WHAT TO DO
1. Decide whether each statement below agrees with the pizza recipe: (a) the pesto gets its creamy texture from dairy, (b) the oven is preheated to 425°F, (c) the nuts are toasted for five minutes. Answer yes or no for each and quote the deciding words.
2. According to the pizza recipe, how long is the paleo crust baked before the toppings go on?
3. Continue the pizza recipe from its last step.

TEXT SHOWN

>>>>>

The combination of pine nuts and almonds in the pesto creates a rich, creamy texture without any dairy, making it perfect for those with lactose sensitivities. The paleo crust provides the perfect foundation that’s both crispy and satisfying, proving that gluten-free doesn’t mean flavor-free.

Ingredients You’ll Need

Chicken Pesto Paleo Pizza

Pesto:

  • 1/2 cup pine nuts
  • 1/4 cup almonds
  • 2 cups basil leaves
  • 3 cups greens (kale, spinach or both)
  • 3-4 cloves garlic
  • 1 Tbsp lemon juice
  • 2 tbsp nutritional yeast
  • 1/4-1/2 tsp sea salt
  • 1/2 cup light olive oil

Pizza:

  • 1 paleo pizza crust (prepared and baked 10-12 mins)
  • 5-6 Tbsp pesto (see above)
  • 1 1/2 cups chicken (cooked and shredded)
  • 3/4 cup sliced cherry tomatoes
  • Sea salt and pepper to taste
  • Fresh chopped basil or parsley for garnish

How to Make Chicken Pesto Paleo Pizza

Creating this delicious Chicken Pesto Paleo Pizza is easier than you might think. The key to success lies in preparing each component with care and layering the flavors thoughtfully.

Step-by-Step Instructions

Prepare the Pesto:

  1. Toast the pine nuts and almonds in a dry pan over medium heat for 2-3 minutes until fragrant. Let cool completely.
  2. In a food processor, pulse the cooled nuts until roughly chopped.
  3. Add basil leaves, greens, and garlic. Pulse until roughly chopped.
  4. Add lemon juice, nutritional yeast, and sea salt. Pulse to combine.
  5. With the processor running, slowly drizzle in the olive oil until the pesto reaches your desired consistency.
  6. Taste and adjust seasoning as needed.

Assemble the Pizza:

  1. Preheat your oven to 425°F (220°C).
  2. Place your pre-baked paleo pizza crust on a baking sheet or pizza stone.
  3. Spread 5-6 tablespoons of the fresh pesto evenly across the crust, leaving a small border for the edge.
  4. Distribute the shredded chicken evenly over the pesto.

<<<<<

EXCERPTED RECORDS
>>>>>

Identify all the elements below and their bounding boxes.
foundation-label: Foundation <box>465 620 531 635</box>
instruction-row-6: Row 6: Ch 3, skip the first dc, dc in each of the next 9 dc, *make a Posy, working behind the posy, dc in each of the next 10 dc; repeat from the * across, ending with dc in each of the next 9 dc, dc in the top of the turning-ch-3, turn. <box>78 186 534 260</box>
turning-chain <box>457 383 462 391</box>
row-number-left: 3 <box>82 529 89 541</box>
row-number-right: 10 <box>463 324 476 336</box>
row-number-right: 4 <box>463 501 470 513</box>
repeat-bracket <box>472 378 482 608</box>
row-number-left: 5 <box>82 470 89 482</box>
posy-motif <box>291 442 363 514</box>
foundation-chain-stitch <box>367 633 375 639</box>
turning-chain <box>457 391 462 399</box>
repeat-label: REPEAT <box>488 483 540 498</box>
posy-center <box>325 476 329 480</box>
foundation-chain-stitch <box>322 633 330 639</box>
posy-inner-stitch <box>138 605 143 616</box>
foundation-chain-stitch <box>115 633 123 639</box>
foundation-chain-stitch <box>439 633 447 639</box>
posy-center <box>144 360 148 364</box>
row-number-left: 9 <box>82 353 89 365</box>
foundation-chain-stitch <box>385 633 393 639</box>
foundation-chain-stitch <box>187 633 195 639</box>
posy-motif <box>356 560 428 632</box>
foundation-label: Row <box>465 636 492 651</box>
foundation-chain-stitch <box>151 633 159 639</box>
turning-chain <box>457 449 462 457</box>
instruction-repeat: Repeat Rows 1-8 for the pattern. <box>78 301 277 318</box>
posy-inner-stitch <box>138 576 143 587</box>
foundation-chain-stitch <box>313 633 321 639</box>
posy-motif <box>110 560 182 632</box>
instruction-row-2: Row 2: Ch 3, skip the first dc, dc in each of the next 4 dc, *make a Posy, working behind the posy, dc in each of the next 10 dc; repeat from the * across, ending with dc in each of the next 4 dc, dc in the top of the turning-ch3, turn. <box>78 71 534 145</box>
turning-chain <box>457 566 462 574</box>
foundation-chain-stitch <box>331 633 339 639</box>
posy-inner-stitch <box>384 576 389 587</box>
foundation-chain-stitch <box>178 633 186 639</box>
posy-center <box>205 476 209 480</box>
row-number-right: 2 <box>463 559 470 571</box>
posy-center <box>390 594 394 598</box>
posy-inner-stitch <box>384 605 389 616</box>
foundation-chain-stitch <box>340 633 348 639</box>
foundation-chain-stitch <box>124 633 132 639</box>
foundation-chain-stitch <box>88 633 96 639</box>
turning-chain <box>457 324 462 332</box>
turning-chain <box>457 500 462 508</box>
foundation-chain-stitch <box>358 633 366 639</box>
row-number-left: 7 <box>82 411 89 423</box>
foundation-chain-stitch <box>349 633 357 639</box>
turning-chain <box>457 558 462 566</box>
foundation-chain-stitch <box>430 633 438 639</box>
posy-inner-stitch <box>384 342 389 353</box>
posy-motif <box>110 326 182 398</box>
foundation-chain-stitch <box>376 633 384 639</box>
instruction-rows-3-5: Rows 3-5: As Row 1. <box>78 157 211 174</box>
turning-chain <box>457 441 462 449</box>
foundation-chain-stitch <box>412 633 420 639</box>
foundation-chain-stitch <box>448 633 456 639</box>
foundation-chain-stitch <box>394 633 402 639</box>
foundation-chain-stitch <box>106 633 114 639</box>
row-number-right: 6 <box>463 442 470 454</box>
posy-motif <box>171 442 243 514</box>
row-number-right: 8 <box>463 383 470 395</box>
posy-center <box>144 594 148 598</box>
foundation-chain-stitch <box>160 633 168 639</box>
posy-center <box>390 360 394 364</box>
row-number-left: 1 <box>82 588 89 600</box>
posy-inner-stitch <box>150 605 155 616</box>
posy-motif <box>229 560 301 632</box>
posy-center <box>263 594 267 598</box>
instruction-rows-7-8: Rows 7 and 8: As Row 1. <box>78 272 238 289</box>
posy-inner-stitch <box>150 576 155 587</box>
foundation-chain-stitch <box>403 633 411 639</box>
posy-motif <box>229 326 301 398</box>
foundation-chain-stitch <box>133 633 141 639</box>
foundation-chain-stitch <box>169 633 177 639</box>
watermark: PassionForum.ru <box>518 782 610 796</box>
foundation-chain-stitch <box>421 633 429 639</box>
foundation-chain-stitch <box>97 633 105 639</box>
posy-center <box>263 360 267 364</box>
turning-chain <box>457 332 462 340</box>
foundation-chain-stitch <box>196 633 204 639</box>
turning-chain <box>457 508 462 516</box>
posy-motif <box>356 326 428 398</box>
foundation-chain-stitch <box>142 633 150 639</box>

<<<<<

SET OF ANSWERS
1.
(a) No: "creates a rich, creamy texture without any dairy"
(b) Yes: "Preheat your oven to 425°F (220°C)."
(c) No: "for 2-3 minutes until fragrant"

2. 10-12 minutes.

3.
  5. Arrange the sliced cherry tomatoes on top of the chicken.
  6. Season with a pinch of sea salt and freshly ground black pepper.
  7. Bake for 8-10 minutes until the toppings are heated through and the crust edges are golden.
  8. Remove from oven and immediately garnish with fresh chopped basil or parsley.
  9. Let cool for 2-3 minutes before slicing and serving.

Helpful Tips

For the Perfect Pesto: Use room temperature ingredients for the smoothest blending. If your pesto seems too thick, add olive oil one tablespoon at a time until you reach the desired consistency. For a more vibrant green color, blanch the greens in boiling water for 30 seconds, then shock in ice water before using.

Chicken Preparation: For the most flavorful chicken, season it with herbs and spices before cooking. Leftover rotisserie chicken works perfectly for this recipe and saves time. Make sure your chicken is completely cooled before adding it to prevent the pesto from melting off the crust.

Crust Success: If your paleo crust seems too soft, bake it for an additional 2-3 minutes before adding toppings. For extra crispiness, brush the crust lightly with olive oil before the final bake.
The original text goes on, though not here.